___ Record set ___

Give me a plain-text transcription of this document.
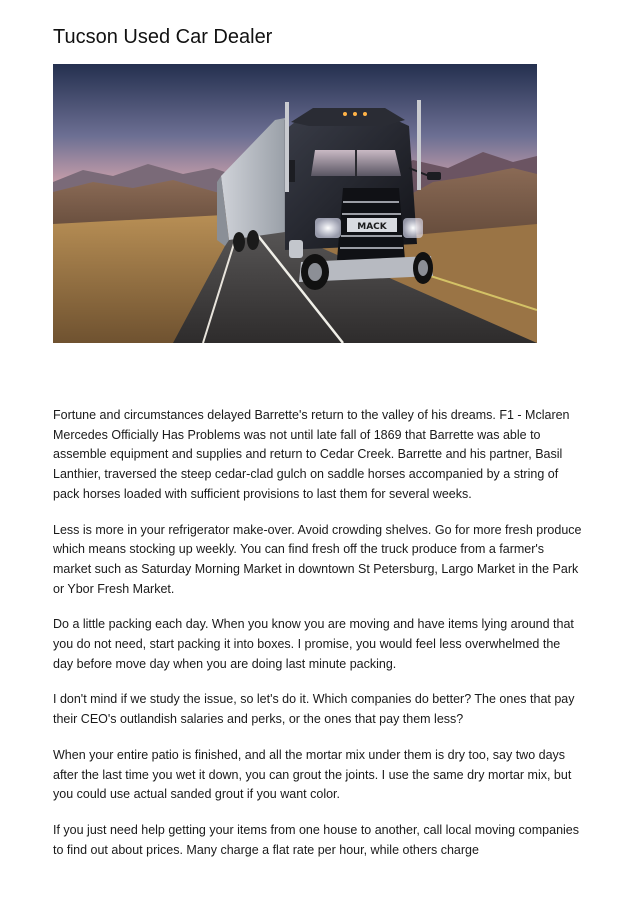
Tucson Used Car Dealer
MACK

Fortune and circumstances delayed Barrette's return to the valley of his dreams. F1 - Mclaren Mercedes Officially Has Problems was not until late fall of 1869 that Barrette was able to assemble equipment and supplies and return to Cedar Creek. Barrette and his partner, Basil Lanthier, traversed the steep cedar-clad gulch on saddle horses accompanied by a string of pack horses loaded with sufficient provisions to last them for several weeks.

Less is more in your refrigerator make-over. Avoid crowding shelves. Go for more fresh produce which means stocking up weekly. You can find fresh off the truck produce from a farmer's market such as Saturday Morning Market in downtown St Petersburg, Largo Market in the Park or Ybor Fresh Market.

Do a little packing each day. When you know you are moving and have items lying around that you do not need, start packing it into boxes. I promise, you would feel less overwhelmed the day before move day when you are doing last minute packing.

I don't mind if we study the issue, so let's do it. Which companies do better? The ones that pay their CEO's outlandish salaries and perks, or the ones that pay them less?

When your entire patio is finished, and all the mortar mix under them is dry too, say two days after the last time you wet it down, you can grout the joints. I use the same dry mortar mix, but you could use actual sanded grout if you want color.

If you just need help getting your items from one house to another, call local moving companies to find out about prices. Many charge a flat rate per hour, while others charge
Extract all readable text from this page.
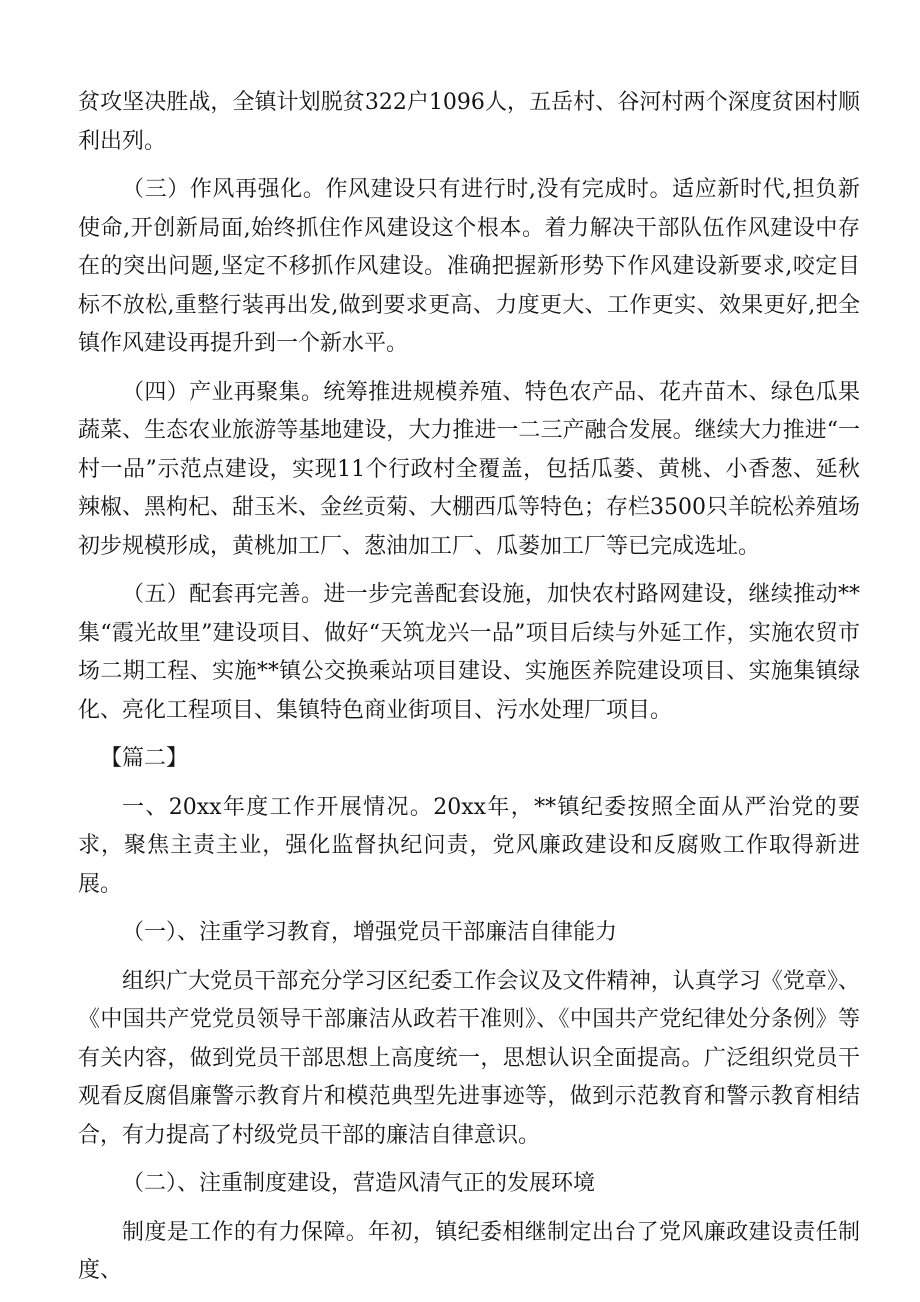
贫攻坚决胜战，全镇计划脱贫322户1096人，五岳村、谷河村两个深度贫困村顺利出列。

（三）作风再强化。作风建设只有进行时,没有完成时。适应新时代,担负新使命,开创新局面,始终抓住作风建设这个根本。着力解决干部队伍作风建设中存在的突出问题,坚定不移抓作风建设。准确把握新形势下作风建设新要求,咬定目标不放松,重整行装再出发,做到要求更高、力度更大、工作更实、效果更好,把全镇作风建设再提升到一个新水平。

（四）产业再聚集。统筹推进规模养殖、特色农产品、花卉苗木、绿色瓜果蔬菜、生态农业旅游等基地建设，大力推进一二三产融合发展。继续大力推进“一村一品”示范点建设，实现11个行政村全覆盖，包括瓜蒌、黄桃、小香葱、延秋辣椒、黑枸杞、甜玉米、金丝贡菊、大棚西瓜等特色；存栏3500只羊皖松养殖场初步规模形成，黄桃加工厂、葱油加工厂、瓜蒌加工厂等已完成选址。

（五）配套再完善。进一步完善配套设施，加快农村路网建设，继续推动**集“霞光故里”建设项目、做好“天筑龙兴一品”项目后续与外延工作，实施农贸市场二期工程、实施**镇公交换乘站项目建设、实施医养院建设项目、实施集镇绿化、亮化工程项目、集镇特色商业街项目、污水处理厂项目。

【篇二】

一、20xx年度工作开展情况。20xx年，**镇纪委按照全面从严治党的要求，聚焦主责主业，强化监督执纪问责，党风廉政建设和反腐败工作取得新进展。

（一）、注重学习教育，增强党员干部廉洁自律能力

组织广大党员干部充分学习区纪委工作会议及文件精神，认真学习《党章》、《中国共产党党员领导干部廉洁从政若干准则》、《中国共产党纪律处分条例》等有关内容，做到党员干部思想上高度统一，思想认识全面提高。广泛组织党员干观看反腐倡廉警示教育片和模范典型先进事迹等，做到示范教育和警示教育相结合，有力提高了村级党员干部的廉洁自律意识。

（二）、注重制度建设，营造风清气正的发展环境

制度是工作的有力保障。年初，镇纪委相继制定出台了党风廉政建设责任制度、
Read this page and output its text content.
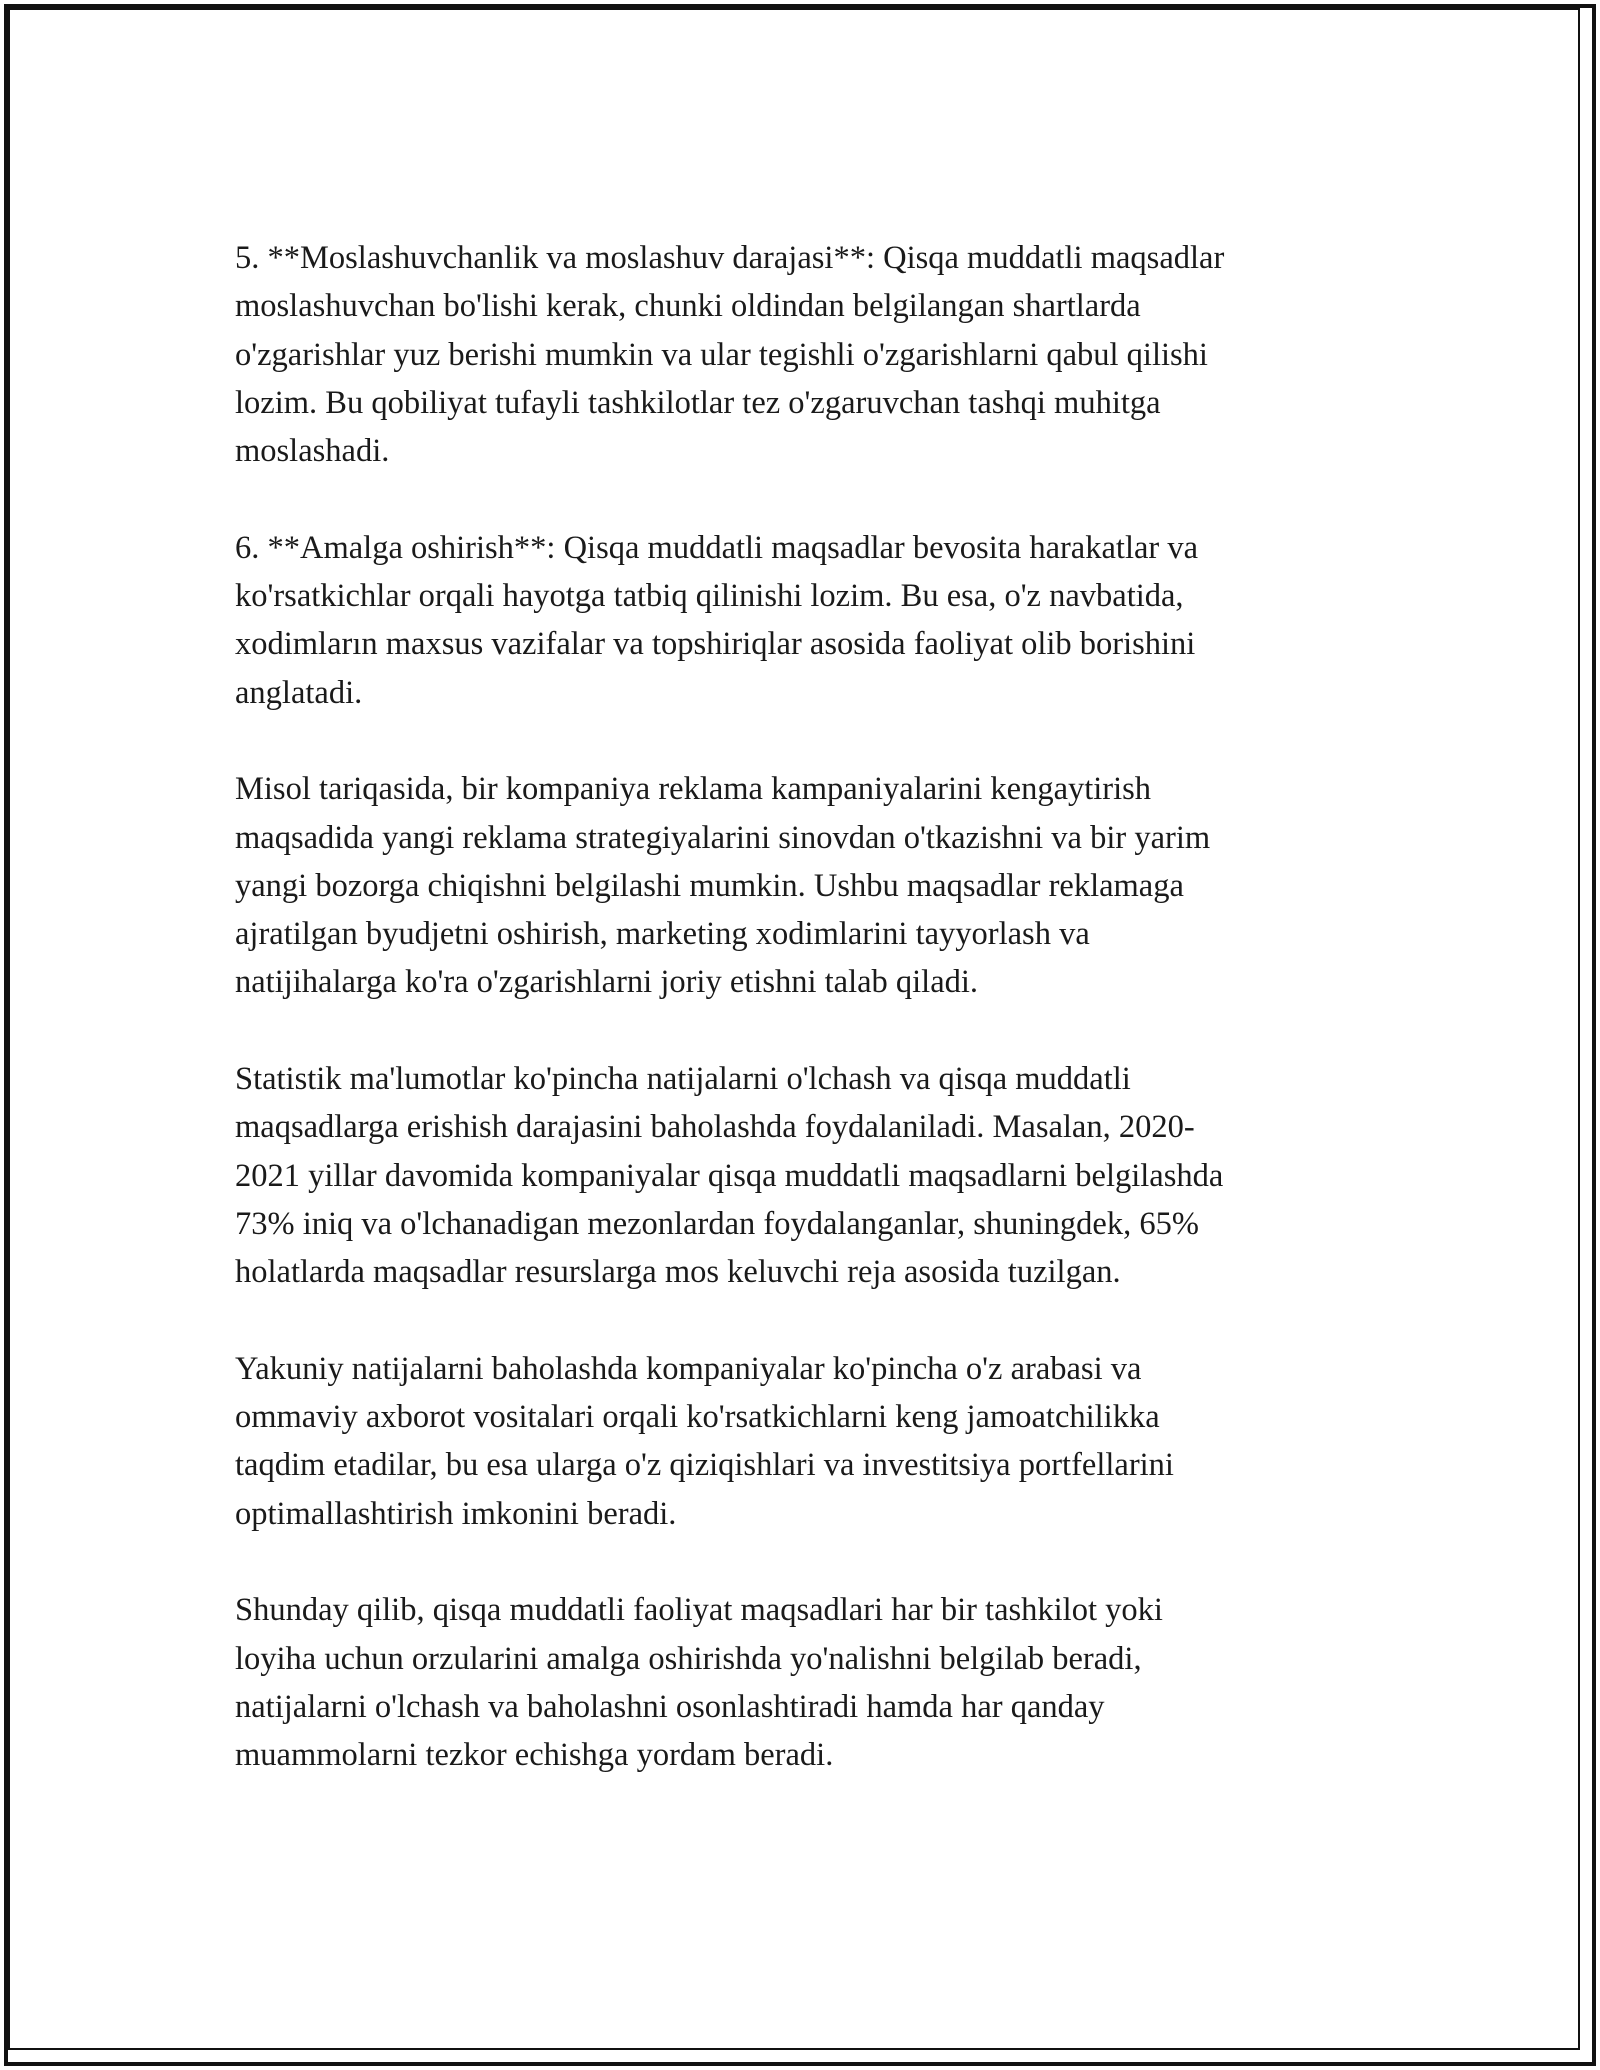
5. **Moslashuvchanlik va moslashuv darajasi**: Qisqa muddatli maqsadlar
moslashuvchan bo'lishi kerak, chunki oldindan belgilangan shartlarda
o'zgarishlar yuz berishi mumkin va ular tegishli o'zgarishlarni qabul qilishi
lozim. Bu qobiliyat tufayli tashkilotlar tez o'zgaruvchan tashqi muhitga
moslashadi.

6. **Amalga oshirish**: Qisqa muddatli maqsadlar bevosita harakatlar va
ko'rsatkichlar orqali hayotga tatbiq qilinishi lozim. Bu esa, o'z navbatida,
xodimların maxsus vazifalar va topshiriqlar asosida faoliyat olib borishini
anglatadi.

Misol tariqasida, bir kompaniya reklama kampaniyalarini kengaytirish
maqsadida yangi reklama strategiyalarini sinovdan o'tkazishni va bir yarim
yangi bozorga chiqishni belgilashi mumkin. Ushbu maqsadlar reklamaga
ajratilgan byudjetni oshirish, marketing xodimlarini tayyorlash va
natijihalarga ko'ra o'zgarishlarni joriy etishni talab qiladi.

Statistik ma'lumotlar ko'pincha natijalarni o'lchash va qisqa muddatli
maqsadlarga erishish darajasini baholashda foydalaniladi. Masalan, 2020-
2021 yillar davomida kompaniyalar qisqa muddatli maqsadlarni belgilashda
73% iniq va o'lchanadigan mezonlardan foydalanganlar, shuningdek, 65%
holatlarda maqsadlar resurslarga mos keluvchi reja asosida tuzilgan.

Yakuniy natijalarni baholashda kompaniyalar ko'pincha o'z arabasi va
ommaviy axborot vositalari orqali ko'rsatkichlarni keng jamoatchilikka
taqdim etadilar, bu esa ularga o'z qiziqishlari va investitsiya portfellarini
optimallashtirish imkonini beradi.

Shunday qilib, qisqa muddatli faoliyat maqsadlari har bir tashkilot yoki
loyiha uchun orzularini amalga oshirishda yo'nalishni belgilab beradi,
natijalarni o'lchash va baholashni osonlashtiradi hamda har qanday
muammolarni tezkor echishga yordam beradi.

___

• [Stated goal]
Copy each line above that contains the word "faoliyat".

• [Exercise output]
xodimların maxsus vazifalar va topshiriqlar asosida faoliyat olib borishini
Shunday qilib, qisqa muddatli faoliyat maqsadlari har bir tashkilot yoki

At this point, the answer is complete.